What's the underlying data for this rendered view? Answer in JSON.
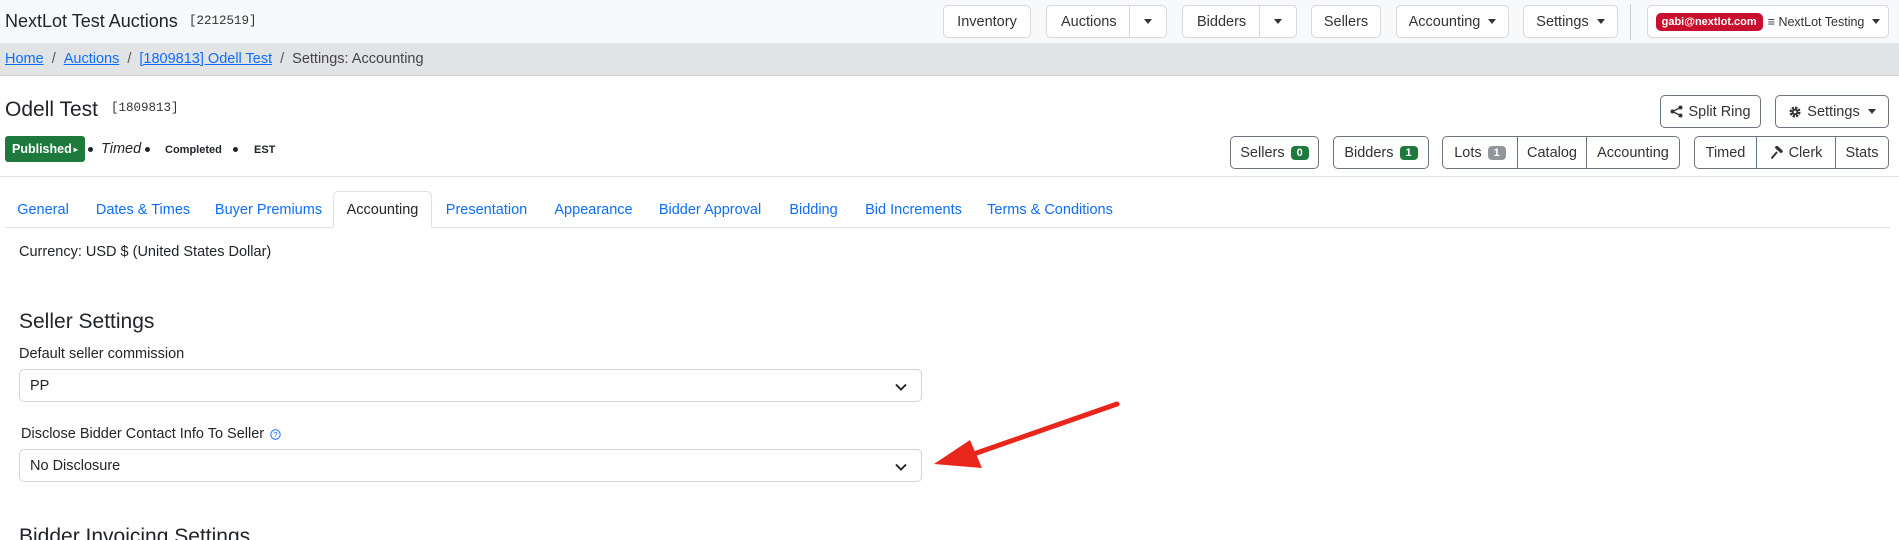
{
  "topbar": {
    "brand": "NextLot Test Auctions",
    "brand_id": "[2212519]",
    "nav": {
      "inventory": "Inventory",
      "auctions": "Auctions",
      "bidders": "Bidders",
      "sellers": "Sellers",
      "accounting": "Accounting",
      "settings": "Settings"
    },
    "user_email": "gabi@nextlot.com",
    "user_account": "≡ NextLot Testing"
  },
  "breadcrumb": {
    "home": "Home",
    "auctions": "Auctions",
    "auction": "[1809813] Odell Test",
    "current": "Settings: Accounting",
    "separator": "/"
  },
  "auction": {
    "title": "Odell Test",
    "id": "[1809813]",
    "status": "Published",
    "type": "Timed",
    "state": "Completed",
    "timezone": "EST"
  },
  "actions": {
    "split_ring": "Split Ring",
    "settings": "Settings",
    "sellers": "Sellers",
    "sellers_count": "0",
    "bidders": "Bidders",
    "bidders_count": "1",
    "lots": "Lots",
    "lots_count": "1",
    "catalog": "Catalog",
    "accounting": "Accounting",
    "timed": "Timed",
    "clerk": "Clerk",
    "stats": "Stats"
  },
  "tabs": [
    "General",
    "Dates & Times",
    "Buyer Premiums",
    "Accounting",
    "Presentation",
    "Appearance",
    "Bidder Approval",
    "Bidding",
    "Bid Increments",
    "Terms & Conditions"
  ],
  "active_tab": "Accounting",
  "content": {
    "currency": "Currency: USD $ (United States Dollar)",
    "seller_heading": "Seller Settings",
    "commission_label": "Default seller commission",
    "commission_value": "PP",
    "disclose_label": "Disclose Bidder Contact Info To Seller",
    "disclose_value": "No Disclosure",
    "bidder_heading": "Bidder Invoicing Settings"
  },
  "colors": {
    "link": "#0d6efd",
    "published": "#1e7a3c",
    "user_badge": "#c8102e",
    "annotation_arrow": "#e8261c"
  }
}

**Stated exercise**
Transcribe all the records above word for word, without their images.

**Written reply**
What's the underlying data for this rendered view? Answer in JSON.
{
  "topbar": {
    "brand": "NextLot Test Auctions",
    "brand_id": "[2212519]",
    "nav": {
      "inventory": "Inventory",
      "auctions": "Auctions",
      "bidders": "Bidders",
      "sellers": "Sellers",
      "accounting": "Accounting",
      "settings": "Settings"
    },
    "user_email": "gabi@nextlot.com",
    "user_account": "≡ NextLot Testing"
  },
  "breadcrumb": {
    "home": "Home",
    "auctions": "Auctions",
    "auction": "[1809813] Odell Test",
    "current": "Settings: Accounting",
    "separator": "/"
  },
  "auction": {
    "title": "Odell Test",
    "id": "[1809813]",
    "status": "Published",
    "type": "Timed",
    "state": "Completed",
    "timezone": "EST"
  },
  "actions": {
    "split_ring": "Split Ring",
    "settings": "Settings",
    "sellers": "Sellers",
    "sellers_count": "0",
    "bidders": "Bidders",
    "bidders_count": "1",
    "lots": "Lots",
    "lots_count": "1",
    "catalog": "Catalog",
    "accounting": "Accounting",
    "timed": "Timed",
    "clerk": "Clerk",
    "stats": "Stats"
  },
  "tabs": [
    "General",
    "Dates & Times",
    "Buyer Premiums",
    "Accounting",
    "Presentation",
    "Appearance",
    "Bidder Approval",
    "Bidding",
    "Bid Increments",
    "Terms & Conditions"
  ],
  "active_tab": "Accounting",
  "content": {
    "currency": "Currency: USD $ (United States Dollar)",
    "seller_heading": "Seller Settings",
    "commission_label": "Default seller commission",
    "commission_value": "PP",
    "disclose_label": "Disclose Bidder Contact Info To Seller",
    "disclose_value": "No Disclosure",
    "bidder_heading": "Bidder Invoicing Settings"
  },
  "colors": {
    "link": "#0d6efd",
    "published": "#1e7a3c",
    "user_badge": "#c8102e",
    "annotation_arrow": "#e8261c"
  }
}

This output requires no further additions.